WORK TO BE COMPLETED
In the listing below, pick out lines with "more".

Collected data:

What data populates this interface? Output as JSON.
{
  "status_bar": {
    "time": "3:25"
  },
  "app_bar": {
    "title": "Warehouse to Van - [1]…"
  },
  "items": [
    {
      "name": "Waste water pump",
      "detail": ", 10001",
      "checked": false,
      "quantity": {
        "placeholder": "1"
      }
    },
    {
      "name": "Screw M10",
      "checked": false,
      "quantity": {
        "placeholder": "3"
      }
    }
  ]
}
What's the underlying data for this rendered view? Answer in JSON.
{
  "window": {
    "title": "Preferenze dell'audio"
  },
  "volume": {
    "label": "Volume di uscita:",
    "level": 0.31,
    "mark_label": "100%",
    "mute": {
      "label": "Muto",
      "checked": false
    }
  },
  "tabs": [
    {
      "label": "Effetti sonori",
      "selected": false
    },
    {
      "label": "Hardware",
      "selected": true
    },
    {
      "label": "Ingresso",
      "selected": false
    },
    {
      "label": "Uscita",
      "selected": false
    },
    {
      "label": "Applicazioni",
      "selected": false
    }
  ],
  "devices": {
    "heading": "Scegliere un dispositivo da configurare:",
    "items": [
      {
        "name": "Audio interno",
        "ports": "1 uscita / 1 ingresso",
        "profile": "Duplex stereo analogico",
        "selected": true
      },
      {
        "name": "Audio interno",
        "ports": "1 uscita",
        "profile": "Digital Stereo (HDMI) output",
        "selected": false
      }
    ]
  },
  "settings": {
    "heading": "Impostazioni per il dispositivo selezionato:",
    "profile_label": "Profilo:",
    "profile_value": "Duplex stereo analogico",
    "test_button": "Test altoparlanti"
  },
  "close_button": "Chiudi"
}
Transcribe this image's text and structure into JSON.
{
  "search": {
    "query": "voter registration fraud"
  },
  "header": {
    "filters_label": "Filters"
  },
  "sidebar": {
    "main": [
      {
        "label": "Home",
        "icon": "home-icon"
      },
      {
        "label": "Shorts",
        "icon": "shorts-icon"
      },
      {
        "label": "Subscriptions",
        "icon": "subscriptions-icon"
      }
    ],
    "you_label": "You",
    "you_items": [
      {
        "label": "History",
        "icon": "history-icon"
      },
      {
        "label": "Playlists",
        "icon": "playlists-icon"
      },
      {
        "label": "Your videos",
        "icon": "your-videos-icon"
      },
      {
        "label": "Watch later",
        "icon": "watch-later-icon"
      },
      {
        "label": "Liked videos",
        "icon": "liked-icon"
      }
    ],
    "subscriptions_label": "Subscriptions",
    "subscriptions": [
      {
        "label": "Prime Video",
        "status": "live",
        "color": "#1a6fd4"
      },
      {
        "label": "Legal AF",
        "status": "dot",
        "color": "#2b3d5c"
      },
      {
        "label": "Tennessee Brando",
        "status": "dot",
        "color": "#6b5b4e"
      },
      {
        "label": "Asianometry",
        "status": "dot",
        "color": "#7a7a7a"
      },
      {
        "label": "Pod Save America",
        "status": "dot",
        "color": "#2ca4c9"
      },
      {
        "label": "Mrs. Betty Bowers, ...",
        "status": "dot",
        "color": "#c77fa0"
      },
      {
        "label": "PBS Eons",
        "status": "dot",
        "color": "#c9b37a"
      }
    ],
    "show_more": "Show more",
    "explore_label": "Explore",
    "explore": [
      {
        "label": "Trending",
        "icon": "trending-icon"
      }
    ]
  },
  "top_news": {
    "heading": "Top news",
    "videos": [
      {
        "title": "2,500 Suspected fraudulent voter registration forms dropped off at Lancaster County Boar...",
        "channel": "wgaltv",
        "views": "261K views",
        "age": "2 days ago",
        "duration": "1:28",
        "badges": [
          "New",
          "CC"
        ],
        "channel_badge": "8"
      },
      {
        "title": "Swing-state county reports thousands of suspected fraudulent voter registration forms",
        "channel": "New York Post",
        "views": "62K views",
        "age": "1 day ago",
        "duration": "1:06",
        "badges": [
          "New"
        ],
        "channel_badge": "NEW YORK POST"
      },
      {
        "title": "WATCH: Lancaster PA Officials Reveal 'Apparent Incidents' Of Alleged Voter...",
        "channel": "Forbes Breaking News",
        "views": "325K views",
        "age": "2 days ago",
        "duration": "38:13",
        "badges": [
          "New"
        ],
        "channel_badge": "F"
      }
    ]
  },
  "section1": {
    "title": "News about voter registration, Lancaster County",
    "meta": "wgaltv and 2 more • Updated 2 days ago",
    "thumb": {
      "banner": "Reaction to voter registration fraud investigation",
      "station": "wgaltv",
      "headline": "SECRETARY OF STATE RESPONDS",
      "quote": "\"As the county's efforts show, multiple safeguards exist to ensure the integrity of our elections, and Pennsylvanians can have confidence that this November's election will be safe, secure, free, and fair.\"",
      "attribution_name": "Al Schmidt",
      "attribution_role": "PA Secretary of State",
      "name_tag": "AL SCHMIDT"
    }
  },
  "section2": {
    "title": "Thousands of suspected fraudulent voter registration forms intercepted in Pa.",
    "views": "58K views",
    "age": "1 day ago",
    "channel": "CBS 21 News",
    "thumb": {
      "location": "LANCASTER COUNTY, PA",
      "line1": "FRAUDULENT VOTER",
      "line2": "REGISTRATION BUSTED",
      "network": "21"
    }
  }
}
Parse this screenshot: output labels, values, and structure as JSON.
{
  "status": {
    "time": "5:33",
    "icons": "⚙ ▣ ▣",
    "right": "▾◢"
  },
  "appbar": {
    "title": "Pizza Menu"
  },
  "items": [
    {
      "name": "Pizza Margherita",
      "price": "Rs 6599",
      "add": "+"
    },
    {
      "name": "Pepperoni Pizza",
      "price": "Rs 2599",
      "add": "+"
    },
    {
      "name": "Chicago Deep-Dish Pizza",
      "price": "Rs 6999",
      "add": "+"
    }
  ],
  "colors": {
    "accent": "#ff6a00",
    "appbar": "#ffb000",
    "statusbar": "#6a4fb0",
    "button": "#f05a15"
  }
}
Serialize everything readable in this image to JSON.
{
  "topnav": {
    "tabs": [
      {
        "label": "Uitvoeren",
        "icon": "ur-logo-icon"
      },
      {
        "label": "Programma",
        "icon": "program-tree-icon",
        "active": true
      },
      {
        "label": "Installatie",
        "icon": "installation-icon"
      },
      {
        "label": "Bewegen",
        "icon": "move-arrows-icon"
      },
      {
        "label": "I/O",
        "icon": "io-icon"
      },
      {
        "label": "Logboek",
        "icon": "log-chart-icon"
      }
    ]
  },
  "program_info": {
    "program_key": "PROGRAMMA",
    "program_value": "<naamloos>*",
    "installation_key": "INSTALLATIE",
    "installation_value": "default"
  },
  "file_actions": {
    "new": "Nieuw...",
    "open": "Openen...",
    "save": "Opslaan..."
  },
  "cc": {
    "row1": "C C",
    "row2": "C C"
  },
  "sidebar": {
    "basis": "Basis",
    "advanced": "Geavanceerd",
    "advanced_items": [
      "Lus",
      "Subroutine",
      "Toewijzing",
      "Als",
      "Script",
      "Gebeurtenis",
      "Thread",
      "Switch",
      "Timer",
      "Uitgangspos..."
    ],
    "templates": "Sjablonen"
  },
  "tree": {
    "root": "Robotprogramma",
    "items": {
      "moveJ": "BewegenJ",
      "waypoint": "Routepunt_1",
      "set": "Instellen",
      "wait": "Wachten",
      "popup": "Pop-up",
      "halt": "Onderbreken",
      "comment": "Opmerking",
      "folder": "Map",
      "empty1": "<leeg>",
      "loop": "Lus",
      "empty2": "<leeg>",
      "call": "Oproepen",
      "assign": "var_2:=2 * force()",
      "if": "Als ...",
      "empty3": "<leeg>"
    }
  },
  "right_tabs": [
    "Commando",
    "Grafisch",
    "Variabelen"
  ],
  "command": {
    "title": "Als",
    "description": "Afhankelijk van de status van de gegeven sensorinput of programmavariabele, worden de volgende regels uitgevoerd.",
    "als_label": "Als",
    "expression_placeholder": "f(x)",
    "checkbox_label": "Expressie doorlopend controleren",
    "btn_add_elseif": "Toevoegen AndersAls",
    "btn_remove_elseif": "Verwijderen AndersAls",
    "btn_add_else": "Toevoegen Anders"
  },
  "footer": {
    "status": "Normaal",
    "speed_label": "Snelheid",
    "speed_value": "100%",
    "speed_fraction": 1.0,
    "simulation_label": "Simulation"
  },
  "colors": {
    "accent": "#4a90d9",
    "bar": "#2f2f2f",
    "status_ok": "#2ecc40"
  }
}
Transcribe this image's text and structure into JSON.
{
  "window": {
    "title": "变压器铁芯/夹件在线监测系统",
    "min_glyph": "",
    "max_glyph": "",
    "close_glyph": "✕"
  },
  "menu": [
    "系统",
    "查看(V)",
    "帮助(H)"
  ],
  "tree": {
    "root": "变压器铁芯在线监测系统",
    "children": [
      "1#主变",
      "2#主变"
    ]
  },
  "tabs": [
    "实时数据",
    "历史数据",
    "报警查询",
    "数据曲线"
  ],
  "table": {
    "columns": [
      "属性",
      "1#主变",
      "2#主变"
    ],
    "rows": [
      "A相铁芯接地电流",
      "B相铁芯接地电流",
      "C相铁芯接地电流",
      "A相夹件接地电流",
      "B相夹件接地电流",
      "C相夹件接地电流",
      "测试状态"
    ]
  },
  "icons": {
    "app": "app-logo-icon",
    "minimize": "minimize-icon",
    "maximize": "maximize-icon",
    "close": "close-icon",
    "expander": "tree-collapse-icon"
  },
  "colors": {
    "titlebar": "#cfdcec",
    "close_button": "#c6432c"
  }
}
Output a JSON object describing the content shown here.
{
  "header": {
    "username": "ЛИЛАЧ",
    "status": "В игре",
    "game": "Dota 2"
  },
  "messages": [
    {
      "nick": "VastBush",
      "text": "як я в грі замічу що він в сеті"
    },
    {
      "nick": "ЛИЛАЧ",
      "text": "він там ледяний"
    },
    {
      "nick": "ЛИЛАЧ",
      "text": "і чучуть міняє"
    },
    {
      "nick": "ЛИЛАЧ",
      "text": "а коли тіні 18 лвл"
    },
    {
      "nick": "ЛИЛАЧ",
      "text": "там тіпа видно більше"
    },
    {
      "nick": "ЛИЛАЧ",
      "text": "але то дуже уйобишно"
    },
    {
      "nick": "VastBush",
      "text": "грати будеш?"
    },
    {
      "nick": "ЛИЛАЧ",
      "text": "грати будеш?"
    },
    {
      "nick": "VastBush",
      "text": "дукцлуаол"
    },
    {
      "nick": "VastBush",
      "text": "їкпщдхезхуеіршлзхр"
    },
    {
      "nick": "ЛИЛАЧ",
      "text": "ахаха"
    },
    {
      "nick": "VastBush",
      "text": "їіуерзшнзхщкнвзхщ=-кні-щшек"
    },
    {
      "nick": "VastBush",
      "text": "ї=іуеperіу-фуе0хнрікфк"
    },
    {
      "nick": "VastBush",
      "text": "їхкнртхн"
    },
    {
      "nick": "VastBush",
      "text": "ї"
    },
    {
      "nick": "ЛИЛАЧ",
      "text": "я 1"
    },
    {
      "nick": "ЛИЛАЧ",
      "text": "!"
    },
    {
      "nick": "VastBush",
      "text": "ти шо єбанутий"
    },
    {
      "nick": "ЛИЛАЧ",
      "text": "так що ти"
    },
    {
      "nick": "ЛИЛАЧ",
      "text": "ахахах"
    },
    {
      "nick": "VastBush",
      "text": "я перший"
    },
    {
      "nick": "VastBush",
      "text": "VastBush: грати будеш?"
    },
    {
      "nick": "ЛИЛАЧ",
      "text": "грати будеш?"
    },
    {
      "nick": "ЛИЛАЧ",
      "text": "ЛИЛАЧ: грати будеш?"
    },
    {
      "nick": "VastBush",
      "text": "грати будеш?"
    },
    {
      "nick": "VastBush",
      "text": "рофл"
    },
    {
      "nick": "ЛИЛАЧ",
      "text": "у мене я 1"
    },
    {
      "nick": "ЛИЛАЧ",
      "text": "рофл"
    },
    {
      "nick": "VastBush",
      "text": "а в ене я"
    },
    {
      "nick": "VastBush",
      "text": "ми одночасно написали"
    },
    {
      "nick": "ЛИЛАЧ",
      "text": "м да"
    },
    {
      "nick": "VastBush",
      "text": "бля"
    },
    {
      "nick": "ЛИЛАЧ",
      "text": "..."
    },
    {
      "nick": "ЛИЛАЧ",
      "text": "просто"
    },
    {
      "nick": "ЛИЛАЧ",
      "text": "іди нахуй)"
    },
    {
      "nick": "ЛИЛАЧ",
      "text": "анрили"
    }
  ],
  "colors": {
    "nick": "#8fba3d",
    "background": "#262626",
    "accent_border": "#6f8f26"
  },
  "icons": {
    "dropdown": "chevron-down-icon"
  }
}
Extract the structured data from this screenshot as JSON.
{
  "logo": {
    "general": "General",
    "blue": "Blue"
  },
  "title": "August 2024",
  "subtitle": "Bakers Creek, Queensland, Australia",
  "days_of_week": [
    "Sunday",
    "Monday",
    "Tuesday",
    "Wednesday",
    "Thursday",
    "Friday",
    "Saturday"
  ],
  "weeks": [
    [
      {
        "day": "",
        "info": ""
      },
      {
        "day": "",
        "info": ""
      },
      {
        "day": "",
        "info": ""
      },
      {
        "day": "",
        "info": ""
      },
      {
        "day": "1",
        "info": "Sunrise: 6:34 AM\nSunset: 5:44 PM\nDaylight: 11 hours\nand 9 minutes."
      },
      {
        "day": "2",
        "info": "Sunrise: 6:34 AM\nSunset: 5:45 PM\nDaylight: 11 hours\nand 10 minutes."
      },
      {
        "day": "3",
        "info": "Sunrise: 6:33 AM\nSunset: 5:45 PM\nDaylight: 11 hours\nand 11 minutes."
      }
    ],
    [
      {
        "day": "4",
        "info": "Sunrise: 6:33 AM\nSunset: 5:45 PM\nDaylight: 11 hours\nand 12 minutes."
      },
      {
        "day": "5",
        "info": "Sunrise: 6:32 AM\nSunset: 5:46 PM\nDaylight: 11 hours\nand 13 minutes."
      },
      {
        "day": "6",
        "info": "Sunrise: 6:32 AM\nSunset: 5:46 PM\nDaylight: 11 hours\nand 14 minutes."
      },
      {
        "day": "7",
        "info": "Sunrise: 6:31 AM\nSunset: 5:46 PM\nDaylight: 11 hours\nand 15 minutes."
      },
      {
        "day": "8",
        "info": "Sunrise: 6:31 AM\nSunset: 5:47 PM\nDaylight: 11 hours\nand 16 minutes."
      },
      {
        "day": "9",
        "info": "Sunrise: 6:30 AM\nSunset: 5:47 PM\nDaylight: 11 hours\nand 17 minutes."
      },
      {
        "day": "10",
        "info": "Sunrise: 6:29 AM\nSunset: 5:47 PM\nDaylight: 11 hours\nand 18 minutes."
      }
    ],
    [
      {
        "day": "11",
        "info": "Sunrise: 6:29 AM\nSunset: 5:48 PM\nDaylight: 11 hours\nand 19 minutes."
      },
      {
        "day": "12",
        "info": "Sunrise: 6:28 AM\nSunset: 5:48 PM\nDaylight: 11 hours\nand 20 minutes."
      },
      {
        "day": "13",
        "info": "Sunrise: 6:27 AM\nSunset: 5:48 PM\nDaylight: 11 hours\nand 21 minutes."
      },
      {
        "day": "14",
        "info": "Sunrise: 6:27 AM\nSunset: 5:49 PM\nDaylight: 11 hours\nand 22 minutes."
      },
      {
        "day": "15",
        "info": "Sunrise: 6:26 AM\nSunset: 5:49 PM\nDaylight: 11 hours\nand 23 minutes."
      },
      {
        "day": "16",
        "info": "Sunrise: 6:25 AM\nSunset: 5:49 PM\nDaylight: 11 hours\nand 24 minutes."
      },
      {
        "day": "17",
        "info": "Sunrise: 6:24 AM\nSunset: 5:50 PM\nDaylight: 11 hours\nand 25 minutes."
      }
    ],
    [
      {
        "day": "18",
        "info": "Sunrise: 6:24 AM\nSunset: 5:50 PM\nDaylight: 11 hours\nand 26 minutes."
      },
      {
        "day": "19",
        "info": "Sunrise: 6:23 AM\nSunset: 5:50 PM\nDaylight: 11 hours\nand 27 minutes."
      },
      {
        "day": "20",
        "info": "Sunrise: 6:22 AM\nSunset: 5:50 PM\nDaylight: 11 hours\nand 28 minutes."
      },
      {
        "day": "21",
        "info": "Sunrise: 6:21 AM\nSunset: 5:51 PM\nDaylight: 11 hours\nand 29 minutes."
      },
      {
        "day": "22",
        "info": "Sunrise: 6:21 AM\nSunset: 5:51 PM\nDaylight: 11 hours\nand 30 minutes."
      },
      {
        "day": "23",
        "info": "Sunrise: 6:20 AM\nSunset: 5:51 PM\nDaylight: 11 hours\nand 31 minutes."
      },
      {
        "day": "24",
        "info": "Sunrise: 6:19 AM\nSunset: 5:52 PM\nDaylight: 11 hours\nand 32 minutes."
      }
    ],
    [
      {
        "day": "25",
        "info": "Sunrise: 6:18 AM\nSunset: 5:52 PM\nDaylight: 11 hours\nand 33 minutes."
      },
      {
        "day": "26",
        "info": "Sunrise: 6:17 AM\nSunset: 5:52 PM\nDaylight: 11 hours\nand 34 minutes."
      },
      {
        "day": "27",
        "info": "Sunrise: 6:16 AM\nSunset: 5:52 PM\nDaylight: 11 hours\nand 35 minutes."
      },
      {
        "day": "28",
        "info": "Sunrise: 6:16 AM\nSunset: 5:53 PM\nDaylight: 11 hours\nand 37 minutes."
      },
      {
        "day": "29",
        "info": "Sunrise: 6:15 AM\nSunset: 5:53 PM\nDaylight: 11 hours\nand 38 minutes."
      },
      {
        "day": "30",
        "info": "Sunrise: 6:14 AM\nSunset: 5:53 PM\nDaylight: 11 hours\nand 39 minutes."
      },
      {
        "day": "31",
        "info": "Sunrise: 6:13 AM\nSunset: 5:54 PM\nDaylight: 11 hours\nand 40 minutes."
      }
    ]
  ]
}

RESPONSE TO THIS TASK
    "show_more": "Show more",
    "meta": "wgaltv and 2 more • Updated 2 days ago",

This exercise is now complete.